> [SUPPLIED PASSAGE]
- - -

Selena received the Billboard Latin Music Awards for Top Latin Albums Female Artist of the Year and was nominated for Latin Pop Albums Solo Artist of the Year as a result of Lo Mejor de...Selenas chart success. After the 2016 Billboard Latin Music Awards nominations were announced, Spanish-language channel Telemundo called Selena a "role model for Latinos" and that her "voice continues to echo and touch the hearts of audiences, regardless of gender."

- - -

> [RAW DATA]
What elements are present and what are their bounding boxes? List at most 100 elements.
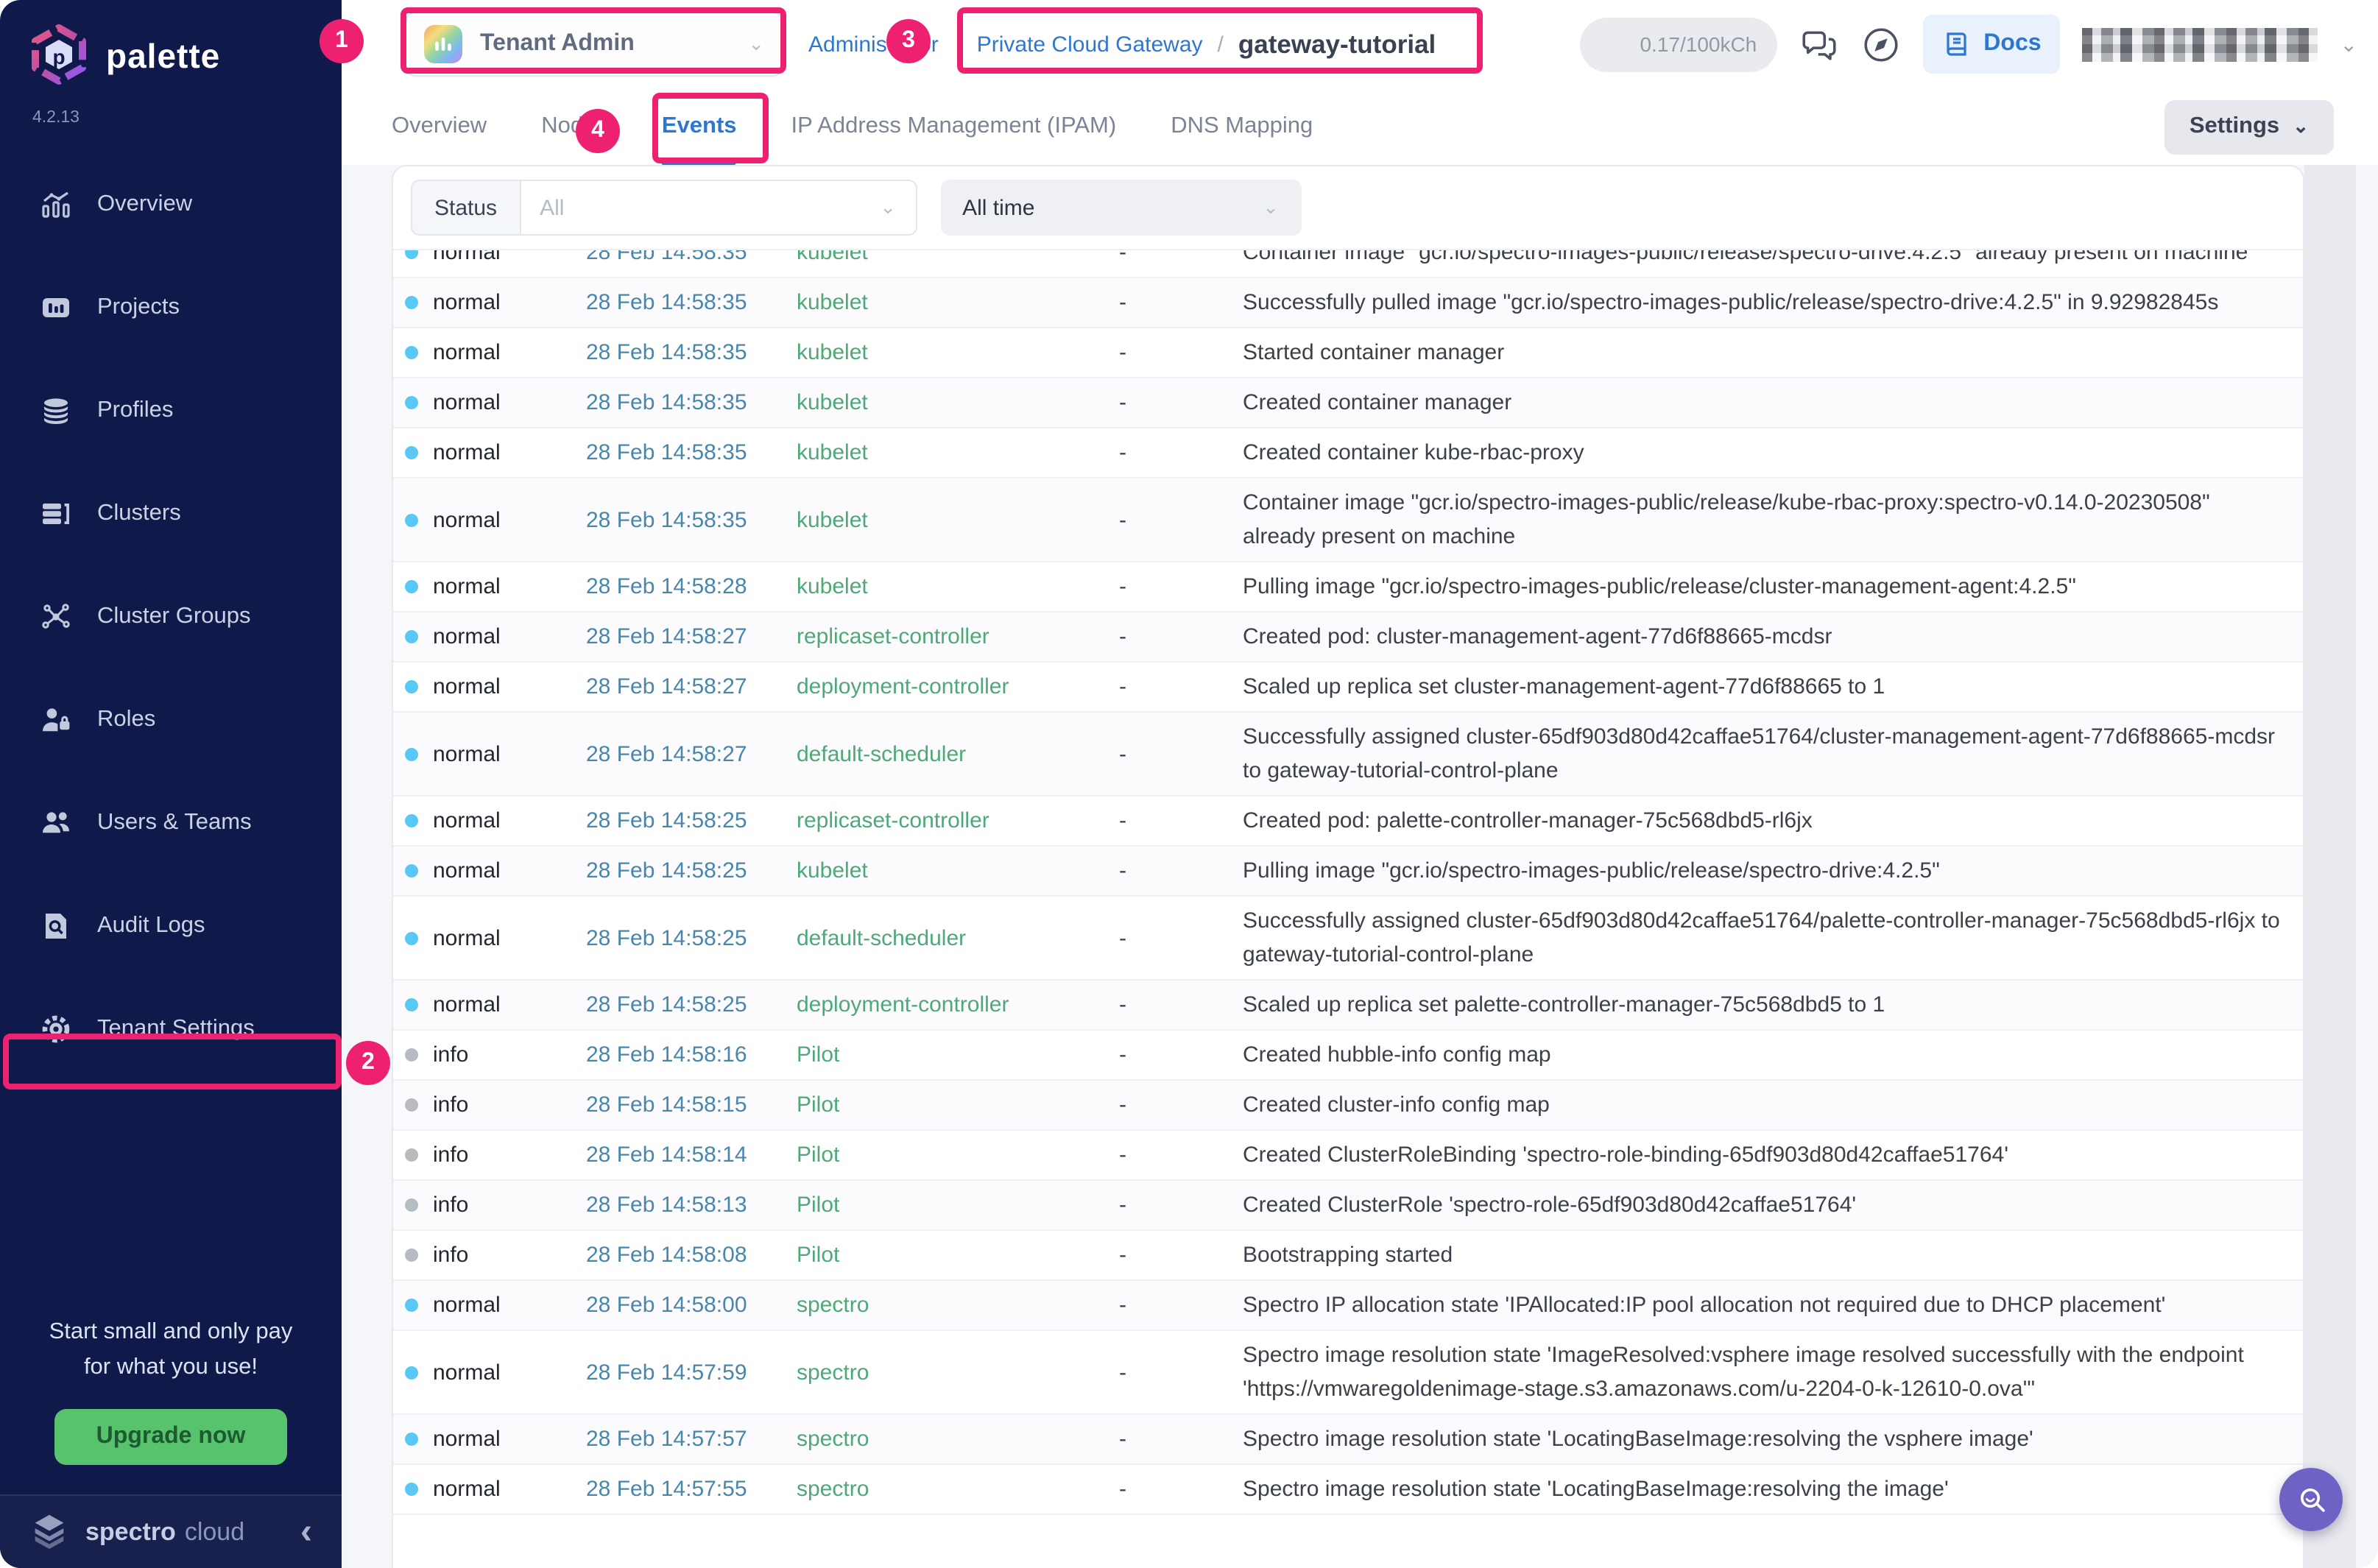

- - -

> [STATED TASK] Please copy the passage above about Selena's Billboard Latin Music Awards in full, word for word.

> [SOLUTION TO THE PROBLEM]
Selena received the Billboard Latin Music Awards for Top Latin Albums Female Artist of the Year and was nominated for Latin Pop Albums Solo Artist of the Year as a result of Lo Mejor de...Selenas chart success. After the 2016 Billboard Latin Music Awards nominations were announced, Spanish-language channel Telemundo called Selena a "role model for Latinos" and that her "voice continues to echo and touch the hearts of audiences, regardless of gender."